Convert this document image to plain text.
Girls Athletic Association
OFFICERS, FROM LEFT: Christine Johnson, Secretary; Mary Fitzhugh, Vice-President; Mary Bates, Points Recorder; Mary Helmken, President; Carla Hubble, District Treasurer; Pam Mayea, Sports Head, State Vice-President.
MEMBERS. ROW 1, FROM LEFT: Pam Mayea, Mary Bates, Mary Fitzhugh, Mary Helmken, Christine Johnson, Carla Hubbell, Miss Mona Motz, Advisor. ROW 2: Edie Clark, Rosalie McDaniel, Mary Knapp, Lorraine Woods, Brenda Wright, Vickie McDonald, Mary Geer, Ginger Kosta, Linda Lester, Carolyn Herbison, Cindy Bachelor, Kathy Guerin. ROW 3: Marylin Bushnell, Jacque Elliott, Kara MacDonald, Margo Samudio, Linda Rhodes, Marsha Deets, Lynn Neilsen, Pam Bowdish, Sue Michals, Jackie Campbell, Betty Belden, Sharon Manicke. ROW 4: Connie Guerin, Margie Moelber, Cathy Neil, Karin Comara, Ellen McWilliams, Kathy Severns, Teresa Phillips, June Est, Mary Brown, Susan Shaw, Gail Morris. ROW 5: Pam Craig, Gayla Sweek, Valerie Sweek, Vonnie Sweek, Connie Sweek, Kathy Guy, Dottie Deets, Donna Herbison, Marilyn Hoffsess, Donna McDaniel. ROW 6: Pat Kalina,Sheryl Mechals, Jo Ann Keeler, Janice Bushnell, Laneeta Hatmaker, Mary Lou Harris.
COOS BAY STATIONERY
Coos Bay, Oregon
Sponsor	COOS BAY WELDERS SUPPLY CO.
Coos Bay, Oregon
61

━━━━

▶ Your task
Reproduce every line of the data verbatim.

▶ Final result
Convert this document image to plain text.
Girls Athletic Association
OFFICERS, FROM LEFT: Christine Johnson, Secretary; Mary Fitzhugh, Vice-President; Mary Bates, Points Recorder; Mary Helmken, President; Carla Hubble, District Treasurer; Pam Mayea, Sports Head, State Vice-President.
MEMBERS. ROW 1, FROM LEFT: Pam Mayea, Mary Bates, Mary Fitzhugh, Mary Helmken, Christine Johnson, Carla Hubbell, Miss Mona Motz, Advisor. ROW 2: Edie Clark, Rosalie McDaniel, Mary Knapp, Lorraine Woods, Brenda Wright, Vickie McDonald, Mary Geer, Ginger Kosta, Linda Lester, Carolyn Herbison, Cindy Bachelor, Kathy Guerin. ROW 3: Marylin Bushnell, Jacque Elliott, Kara MacDonald, Margo Samudio, Linda Rhodes, Marsha Deets, Lynn Neilsen, Pam Bowdish, Sue Michals, Jackie Campbell, Betty Belden, Sharon Manicke. ROW 4: Connie Guerin, Margie Moelber, Cathy Neil, Karin Comara, Ellen McWilliams, Kathy Severns, Teresa Phillips, June Est, Mary Brown, Susan Shaw, Gail Morris. ROW 5: Pam Craig, Gayla Sweek, Valerie Sweek, Vonnie Sweek, Connie Sweek, Kathy Guy, Dottie Deets, Donna Herbison, Marilyn Hoffsess, Donna McDaniel. ROW 6: Pat Kalina,Sheryl Mechals, Jo Ann Keeler, Janice Bushnell, Laneeta Hatmaker, Mary Lou Harris.
COOS BAY STATIONERY
Coos Bay, Oregon
Sponsor	COOS BAY WELDERS SUPPLY CO.
Coos Bay, Oregon
61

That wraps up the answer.